# Directive:
Examine the entries and show every line in which the word "Sriov" is found.

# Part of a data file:
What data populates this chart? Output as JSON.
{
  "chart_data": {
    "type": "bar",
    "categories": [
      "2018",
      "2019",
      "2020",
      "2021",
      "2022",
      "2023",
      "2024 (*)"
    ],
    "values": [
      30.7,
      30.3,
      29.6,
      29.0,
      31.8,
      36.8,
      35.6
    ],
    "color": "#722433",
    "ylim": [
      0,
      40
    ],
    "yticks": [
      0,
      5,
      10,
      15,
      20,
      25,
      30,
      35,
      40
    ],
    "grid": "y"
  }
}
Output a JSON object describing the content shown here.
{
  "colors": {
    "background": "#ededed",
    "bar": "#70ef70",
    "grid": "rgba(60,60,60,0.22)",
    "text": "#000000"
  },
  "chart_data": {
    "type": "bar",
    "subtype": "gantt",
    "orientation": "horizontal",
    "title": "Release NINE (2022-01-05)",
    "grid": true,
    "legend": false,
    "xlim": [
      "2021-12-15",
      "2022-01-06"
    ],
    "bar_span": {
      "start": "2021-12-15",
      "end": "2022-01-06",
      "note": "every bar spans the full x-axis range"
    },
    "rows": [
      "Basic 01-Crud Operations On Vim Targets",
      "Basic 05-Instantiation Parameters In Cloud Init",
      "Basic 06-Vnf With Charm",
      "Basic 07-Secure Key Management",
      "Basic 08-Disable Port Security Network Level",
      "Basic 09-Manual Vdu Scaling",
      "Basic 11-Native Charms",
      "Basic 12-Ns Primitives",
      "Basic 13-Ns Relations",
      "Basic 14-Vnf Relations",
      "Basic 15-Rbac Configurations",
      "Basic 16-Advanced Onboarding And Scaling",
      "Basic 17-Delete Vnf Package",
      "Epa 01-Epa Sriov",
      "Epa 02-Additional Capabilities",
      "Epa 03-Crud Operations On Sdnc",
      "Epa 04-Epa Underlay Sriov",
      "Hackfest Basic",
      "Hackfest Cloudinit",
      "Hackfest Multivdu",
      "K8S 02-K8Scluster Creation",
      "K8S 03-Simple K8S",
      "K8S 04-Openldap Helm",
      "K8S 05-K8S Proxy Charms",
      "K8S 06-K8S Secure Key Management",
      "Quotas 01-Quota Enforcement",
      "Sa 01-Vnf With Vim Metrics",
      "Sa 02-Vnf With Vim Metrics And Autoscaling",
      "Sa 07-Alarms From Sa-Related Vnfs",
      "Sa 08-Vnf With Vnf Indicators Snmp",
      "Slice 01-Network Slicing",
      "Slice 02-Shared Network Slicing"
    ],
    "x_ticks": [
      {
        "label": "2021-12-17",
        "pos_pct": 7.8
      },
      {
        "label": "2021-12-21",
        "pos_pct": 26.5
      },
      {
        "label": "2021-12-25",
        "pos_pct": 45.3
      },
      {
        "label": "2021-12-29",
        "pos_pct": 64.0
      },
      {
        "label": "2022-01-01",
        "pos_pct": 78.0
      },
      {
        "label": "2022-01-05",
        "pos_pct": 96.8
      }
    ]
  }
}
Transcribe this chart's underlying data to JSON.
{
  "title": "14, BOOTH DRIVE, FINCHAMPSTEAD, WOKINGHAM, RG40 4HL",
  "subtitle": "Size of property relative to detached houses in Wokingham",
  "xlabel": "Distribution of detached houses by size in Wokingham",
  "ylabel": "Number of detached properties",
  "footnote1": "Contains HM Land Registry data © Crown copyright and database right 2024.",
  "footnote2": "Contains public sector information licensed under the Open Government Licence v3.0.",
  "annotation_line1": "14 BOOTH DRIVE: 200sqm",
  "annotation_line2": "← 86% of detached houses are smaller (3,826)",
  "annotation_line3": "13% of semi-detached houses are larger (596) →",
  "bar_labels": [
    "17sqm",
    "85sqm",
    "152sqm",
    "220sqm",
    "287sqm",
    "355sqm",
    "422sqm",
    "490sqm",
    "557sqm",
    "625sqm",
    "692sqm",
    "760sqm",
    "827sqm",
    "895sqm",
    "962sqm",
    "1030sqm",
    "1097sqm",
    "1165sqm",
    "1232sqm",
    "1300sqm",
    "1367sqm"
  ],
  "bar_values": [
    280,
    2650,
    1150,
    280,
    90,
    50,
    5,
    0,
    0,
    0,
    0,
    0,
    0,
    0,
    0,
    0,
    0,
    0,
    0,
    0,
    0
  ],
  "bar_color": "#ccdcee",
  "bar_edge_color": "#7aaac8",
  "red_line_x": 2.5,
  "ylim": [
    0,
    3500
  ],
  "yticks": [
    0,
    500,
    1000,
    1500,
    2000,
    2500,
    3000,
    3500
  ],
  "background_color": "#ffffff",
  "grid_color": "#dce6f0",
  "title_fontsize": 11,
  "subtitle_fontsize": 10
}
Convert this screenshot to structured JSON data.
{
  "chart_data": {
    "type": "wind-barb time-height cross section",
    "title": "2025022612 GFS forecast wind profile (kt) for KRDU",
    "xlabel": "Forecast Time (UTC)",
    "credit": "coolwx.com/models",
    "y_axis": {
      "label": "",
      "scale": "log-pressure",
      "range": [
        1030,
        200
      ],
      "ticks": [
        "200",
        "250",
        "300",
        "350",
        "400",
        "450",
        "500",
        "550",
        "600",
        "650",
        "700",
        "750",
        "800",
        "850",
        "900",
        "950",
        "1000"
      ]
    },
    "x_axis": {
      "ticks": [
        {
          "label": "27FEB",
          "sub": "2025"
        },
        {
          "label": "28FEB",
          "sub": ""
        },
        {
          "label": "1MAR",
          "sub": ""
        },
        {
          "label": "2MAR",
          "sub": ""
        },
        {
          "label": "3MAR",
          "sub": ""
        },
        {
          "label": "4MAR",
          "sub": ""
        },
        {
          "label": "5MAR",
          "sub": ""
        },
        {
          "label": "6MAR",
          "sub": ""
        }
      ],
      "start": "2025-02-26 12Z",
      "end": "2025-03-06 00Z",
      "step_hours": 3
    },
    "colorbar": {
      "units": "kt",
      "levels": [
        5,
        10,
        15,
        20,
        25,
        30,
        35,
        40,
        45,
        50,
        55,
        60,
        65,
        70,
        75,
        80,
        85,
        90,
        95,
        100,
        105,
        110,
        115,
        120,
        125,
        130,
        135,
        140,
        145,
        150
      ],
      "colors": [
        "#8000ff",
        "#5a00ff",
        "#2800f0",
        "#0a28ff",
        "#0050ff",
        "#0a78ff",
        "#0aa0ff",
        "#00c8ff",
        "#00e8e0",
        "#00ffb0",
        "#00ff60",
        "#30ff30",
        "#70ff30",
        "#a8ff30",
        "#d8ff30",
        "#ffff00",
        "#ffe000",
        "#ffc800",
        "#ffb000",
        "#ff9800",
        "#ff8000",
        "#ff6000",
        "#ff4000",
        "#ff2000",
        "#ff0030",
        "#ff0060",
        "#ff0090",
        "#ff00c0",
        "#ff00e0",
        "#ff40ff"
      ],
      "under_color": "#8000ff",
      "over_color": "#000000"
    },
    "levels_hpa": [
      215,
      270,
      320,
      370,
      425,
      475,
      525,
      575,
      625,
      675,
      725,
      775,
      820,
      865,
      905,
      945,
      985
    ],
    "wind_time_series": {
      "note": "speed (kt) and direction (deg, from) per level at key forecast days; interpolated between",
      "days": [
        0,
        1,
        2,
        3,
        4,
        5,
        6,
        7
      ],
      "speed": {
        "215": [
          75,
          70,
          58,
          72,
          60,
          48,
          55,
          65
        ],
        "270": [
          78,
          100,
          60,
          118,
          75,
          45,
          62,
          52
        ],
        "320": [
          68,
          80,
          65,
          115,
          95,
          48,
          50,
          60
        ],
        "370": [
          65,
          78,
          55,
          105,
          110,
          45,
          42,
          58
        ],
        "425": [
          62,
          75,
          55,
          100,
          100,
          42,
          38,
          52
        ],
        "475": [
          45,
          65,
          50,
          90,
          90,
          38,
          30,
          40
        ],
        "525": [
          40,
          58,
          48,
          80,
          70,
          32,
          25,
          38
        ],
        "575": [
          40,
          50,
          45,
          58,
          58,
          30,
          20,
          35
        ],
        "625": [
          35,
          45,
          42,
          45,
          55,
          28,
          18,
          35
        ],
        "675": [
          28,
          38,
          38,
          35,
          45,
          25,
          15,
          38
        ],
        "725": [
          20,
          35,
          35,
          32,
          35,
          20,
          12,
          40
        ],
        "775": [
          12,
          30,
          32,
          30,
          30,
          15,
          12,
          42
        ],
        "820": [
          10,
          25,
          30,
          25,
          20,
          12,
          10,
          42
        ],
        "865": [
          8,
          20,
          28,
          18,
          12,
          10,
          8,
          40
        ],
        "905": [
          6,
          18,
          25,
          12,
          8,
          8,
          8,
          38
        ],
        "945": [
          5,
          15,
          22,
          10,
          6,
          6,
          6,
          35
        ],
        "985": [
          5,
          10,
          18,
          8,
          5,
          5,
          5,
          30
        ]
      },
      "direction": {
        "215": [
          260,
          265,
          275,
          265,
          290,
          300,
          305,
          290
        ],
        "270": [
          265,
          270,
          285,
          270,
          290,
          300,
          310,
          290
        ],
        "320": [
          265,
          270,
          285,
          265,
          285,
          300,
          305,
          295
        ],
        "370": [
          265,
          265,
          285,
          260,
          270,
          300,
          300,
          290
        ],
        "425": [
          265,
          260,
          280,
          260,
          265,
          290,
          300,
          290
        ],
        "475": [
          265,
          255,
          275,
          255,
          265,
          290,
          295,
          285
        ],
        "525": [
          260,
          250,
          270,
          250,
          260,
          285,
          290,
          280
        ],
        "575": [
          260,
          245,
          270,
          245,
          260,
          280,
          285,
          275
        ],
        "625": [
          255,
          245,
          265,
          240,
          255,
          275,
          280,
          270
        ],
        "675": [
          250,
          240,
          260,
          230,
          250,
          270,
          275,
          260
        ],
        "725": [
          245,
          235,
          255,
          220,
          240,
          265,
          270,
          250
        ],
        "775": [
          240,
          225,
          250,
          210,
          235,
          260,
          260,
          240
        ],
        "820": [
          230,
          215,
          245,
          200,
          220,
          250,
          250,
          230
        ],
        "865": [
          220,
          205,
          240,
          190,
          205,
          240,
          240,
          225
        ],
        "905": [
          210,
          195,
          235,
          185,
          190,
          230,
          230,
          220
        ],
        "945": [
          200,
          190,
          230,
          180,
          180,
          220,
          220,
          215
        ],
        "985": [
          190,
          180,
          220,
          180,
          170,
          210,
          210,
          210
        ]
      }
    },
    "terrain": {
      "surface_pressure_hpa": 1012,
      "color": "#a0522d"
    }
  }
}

# Answer for this exercise:
      "Epa 01-Epa Sriov",
      "Epa 04-Epa Underlay Sriov",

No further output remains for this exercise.